--- Begin Material shown ---

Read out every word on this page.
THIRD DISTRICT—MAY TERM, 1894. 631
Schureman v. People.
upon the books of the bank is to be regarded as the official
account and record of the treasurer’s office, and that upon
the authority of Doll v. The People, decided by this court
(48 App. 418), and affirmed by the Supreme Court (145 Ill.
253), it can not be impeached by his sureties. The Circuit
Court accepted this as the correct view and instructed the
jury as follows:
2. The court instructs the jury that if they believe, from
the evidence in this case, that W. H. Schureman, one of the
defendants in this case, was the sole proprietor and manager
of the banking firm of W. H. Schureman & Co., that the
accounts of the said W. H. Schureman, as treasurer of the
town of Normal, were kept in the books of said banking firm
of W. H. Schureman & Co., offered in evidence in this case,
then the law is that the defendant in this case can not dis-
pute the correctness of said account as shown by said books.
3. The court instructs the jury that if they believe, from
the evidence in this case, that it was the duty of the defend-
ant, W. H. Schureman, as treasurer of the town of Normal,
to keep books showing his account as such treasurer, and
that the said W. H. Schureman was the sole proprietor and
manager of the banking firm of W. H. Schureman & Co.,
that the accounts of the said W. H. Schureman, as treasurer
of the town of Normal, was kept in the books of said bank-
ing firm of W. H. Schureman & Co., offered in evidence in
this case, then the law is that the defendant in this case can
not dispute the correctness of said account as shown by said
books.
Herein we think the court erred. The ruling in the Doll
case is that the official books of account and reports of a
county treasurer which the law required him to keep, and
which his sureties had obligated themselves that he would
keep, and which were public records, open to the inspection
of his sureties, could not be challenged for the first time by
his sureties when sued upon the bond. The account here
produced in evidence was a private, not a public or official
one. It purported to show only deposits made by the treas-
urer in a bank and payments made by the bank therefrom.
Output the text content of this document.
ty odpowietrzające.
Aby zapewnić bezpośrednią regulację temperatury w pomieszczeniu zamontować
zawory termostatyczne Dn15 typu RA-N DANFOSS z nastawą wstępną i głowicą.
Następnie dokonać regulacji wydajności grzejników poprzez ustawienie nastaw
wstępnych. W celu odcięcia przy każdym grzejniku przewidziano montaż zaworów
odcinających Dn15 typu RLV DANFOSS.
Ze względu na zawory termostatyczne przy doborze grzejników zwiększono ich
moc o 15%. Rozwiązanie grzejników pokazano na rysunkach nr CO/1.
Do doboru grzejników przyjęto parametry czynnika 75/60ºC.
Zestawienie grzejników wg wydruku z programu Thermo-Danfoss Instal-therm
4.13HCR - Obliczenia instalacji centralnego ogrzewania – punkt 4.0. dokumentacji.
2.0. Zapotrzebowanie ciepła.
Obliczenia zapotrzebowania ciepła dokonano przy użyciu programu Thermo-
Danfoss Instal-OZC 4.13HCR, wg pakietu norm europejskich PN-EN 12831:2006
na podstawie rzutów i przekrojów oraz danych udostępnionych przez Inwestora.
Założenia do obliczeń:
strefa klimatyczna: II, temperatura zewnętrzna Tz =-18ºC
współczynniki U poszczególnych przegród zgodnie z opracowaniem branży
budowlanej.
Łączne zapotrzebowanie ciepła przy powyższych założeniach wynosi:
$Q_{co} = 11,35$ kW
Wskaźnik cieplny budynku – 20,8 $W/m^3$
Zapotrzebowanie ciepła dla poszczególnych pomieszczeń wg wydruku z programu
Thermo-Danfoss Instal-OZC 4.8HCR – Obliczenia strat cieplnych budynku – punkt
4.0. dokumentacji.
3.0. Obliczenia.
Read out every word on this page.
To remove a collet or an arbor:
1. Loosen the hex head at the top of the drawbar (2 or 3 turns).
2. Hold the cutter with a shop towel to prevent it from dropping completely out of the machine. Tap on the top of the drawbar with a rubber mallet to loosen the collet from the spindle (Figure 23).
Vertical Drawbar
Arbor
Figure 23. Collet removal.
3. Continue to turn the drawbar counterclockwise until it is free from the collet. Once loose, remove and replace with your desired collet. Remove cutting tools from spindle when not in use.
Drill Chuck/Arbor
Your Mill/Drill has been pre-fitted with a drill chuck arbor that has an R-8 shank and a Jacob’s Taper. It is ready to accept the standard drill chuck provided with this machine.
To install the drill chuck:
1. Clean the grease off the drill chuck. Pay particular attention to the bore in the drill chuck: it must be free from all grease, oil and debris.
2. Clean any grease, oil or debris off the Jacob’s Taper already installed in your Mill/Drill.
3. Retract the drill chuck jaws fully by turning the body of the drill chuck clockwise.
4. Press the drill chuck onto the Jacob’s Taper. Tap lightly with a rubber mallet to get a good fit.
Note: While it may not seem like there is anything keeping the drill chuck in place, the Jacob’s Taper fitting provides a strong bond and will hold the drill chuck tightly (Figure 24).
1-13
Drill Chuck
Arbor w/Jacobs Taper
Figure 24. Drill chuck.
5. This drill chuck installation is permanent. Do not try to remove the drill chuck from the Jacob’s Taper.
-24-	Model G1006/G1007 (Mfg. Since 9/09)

--- End Material shown ---

Problem details: Filter the data for the string "banking" and copy every line that has it.

Exercise response:
of the banking firm of W. H. Schureman & Co., that the
town of Normal, were kept in the books of said banking firm
manager of the banking firm of W. H. Schureman & Co.,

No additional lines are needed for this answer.